● Information shown
********************

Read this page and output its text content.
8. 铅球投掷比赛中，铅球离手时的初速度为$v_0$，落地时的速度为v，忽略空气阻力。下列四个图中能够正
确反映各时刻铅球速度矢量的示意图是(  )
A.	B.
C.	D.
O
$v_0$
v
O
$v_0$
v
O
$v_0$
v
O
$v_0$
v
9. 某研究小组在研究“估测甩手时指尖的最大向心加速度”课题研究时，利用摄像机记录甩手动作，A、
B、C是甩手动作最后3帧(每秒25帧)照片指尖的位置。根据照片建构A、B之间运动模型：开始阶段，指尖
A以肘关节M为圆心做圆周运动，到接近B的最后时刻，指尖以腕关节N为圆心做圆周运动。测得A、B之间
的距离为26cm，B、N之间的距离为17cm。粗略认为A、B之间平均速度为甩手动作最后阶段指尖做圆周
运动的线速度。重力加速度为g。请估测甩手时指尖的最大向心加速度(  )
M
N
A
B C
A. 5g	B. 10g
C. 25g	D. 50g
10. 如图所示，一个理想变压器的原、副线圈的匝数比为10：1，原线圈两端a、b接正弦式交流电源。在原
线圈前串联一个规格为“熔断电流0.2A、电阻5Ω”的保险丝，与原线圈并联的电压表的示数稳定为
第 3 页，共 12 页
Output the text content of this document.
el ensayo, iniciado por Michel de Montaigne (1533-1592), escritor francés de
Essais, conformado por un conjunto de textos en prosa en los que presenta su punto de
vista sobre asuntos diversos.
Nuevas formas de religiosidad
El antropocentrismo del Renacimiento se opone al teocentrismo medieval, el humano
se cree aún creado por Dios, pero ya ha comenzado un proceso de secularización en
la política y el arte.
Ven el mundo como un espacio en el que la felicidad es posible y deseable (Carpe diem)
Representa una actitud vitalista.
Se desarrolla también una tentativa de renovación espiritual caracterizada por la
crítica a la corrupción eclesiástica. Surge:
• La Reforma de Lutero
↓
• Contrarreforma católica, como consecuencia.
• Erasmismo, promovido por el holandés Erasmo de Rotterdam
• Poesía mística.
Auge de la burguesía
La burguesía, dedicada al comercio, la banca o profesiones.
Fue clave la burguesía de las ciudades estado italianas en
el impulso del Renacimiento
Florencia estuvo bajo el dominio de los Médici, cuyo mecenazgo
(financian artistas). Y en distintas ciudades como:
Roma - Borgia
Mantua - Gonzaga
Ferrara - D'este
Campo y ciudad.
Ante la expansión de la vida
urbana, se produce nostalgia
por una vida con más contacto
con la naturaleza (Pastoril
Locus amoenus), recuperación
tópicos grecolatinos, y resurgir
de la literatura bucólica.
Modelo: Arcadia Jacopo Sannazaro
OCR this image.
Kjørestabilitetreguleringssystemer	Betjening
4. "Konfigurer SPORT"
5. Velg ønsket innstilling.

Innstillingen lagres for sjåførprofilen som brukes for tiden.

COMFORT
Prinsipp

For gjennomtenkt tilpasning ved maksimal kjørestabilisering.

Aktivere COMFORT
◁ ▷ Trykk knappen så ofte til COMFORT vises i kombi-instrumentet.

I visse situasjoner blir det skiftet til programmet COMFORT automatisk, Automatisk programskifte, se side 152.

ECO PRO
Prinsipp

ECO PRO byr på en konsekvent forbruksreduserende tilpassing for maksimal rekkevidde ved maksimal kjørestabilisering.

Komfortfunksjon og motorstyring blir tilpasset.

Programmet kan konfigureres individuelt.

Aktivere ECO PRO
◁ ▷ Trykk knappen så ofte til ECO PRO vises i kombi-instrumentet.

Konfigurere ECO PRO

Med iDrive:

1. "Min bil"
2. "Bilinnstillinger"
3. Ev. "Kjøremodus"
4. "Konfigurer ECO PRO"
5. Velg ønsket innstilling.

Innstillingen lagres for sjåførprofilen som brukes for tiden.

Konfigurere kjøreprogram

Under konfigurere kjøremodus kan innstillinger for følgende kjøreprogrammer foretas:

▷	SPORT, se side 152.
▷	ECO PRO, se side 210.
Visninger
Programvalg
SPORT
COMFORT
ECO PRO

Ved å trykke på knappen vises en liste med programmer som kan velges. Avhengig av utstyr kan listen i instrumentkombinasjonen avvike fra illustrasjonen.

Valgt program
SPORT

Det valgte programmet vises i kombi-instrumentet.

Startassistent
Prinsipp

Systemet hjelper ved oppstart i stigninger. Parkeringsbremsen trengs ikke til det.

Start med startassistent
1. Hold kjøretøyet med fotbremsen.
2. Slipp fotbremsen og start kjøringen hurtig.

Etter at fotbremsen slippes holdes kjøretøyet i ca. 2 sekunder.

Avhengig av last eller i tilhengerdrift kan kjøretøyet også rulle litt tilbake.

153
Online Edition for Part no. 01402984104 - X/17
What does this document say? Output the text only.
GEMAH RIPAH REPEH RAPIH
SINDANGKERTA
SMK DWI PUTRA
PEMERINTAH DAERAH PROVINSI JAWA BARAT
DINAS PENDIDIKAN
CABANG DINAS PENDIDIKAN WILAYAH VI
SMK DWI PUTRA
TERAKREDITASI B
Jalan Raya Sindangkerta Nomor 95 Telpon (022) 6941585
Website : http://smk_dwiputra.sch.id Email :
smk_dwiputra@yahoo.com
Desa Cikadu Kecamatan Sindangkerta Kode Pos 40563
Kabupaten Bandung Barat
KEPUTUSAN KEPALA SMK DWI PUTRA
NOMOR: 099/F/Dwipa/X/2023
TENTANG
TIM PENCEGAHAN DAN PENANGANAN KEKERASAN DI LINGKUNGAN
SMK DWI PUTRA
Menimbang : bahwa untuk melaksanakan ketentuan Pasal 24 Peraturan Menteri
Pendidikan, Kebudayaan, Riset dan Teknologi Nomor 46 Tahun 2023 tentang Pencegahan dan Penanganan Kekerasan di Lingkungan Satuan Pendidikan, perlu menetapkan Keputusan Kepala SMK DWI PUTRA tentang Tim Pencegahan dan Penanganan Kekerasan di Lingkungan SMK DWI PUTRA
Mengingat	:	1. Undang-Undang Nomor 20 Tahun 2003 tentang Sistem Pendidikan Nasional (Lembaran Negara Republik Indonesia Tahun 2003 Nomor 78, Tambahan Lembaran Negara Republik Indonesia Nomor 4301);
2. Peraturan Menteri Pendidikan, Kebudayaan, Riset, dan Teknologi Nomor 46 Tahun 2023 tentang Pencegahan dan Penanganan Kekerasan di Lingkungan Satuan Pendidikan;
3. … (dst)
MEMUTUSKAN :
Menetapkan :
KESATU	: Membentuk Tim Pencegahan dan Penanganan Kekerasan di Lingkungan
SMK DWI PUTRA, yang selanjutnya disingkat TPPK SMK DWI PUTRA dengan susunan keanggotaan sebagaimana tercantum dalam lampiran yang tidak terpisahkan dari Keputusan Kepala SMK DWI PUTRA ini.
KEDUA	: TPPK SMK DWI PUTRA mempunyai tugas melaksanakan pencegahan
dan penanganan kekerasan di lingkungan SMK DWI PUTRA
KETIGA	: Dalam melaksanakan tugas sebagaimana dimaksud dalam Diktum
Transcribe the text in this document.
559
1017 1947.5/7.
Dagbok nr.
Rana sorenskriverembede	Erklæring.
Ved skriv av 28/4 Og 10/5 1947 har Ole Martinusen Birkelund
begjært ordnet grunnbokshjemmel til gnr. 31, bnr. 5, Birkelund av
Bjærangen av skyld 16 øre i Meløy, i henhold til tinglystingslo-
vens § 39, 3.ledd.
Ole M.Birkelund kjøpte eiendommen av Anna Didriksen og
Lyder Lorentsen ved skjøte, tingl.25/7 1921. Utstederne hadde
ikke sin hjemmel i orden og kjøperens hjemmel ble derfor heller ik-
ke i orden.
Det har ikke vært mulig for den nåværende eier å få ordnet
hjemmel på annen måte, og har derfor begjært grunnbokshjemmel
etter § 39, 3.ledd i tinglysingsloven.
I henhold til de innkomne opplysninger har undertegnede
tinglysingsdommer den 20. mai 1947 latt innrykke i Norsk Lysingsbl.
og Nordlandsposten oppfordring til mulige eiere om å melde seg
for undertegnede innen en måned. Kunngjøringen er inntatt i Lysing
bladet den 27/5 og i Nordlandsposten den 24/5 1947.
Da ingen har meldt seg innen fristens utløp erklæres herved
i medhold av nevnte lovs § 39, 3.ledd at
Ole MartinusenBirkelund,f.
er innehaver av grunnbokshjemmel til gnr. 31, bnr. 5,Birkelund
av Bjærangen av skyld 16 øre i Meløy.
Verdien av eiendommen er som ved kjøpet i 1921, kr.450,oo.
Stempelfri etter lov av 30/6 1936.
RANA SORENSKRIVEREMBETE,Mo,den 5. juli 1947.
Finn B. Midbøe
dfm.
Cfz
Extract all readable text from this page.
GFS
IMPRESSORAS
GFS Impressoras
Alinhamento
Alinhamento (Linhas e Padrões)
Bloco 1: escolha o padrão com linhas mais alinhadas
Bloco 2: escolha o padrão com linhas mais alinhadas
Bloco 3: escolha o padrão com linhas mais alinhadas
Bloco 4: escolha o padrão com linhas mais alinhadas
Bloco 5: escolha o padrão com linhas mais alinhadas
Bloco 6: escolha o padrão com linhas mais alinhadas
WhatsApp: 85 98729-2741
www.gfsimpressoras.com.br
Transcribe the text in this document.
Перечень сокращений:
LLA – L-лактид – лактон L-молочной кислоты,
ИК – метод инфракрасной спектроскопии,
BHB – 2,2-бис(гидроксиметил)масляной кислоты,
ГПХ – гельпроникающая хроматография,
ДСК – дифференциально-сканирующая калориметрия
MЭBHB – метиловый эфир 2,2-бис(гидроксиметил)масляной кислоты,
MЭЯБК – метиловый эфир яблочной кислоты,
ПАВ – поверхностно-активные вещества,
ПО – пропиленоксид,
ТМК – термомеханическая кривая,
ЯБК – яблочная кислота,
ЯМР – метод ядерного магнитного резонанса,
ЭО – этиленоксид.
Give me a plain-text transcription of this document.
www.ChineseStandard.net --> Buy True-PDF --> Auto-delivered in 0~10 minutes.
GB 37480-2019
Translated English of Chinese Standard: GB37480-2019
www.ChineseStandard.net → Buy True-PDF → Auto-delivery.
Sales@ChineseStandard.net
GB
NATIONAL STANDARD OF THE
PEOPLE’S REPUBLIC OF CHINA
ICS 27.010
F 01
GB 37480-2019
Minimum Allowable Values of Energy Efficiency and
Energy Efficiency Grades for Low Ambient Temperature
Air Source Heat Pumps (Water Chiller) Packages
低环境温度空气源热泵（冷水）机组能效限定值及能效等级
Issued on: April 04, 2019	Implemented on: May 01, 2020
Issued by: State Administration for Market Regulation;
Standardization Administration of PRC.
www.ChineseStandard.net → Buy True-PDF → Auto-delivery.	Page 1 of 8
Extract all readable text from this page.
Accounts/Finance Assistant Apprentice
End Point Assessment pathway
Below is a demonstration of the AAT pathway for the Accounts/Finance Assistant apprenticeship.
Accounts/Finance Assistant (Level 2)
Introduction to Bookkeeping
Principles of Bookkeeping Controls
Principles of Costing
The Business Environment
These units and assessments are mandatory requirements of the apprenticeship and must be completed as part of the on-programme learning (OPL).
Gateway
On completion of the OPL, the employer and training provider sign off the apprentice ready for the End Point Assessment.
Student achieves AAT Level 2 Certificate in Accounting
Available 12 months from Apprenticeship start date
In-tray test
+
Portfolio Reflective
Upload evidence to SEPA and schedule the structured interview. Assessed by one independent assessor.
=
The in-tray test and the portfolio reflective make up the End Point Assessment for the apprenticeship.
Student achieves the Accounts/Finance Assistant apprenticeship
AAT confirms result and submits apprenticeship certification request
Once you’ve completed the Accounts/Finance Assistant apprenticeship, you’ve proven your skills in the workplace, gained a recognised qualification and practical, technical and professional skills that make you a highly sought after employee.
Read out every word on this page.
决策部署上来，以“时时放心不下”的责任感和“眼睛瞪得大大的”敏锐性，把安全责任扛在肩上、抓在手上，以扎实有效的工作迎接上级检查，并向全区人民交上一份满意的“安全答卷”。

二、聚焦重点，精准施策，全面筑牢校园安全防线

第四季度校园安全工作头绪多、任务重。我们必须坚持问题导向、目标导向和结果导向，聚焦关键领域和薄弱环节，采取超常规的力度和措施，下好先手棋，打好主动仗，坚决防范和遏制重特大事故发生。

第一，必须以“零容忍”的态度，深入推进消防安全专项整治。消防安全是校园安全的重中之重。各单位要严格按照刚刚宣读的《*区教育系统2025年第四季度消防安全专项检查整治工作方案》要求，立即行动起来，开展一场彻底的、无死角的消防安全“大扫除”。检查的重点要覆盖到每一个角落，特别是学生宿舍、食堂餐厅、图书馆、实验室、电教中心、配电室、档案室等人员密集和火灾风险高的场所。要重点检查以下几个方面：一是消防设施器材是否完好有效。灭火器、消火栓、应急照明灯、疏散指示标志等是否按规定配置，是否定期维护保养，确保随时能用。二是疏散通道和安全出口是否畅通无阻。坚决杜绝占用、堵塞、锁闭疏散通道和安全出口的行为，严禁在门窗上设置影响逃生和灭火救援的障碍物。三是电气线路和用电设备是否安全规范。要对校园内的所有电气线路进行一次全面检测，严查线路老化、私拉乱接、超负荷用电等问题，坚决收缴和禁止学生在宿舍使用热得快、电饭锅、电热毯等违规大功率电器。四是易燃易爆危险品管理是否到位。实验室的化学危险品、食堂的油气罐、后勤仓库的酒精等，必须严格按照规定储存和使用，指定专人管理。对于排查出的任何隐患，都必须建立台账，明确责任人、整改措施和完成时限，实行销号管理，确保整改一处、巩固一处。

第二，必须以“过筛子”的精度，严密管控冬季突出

********************

● Goal of the exercise
Find every line in the records above that holds the word "метод", and copy each one.

● Exercise output
ИК – метод инфракрасной спектроскопии,
ЯМР – метод ядерного магнитного резонанса,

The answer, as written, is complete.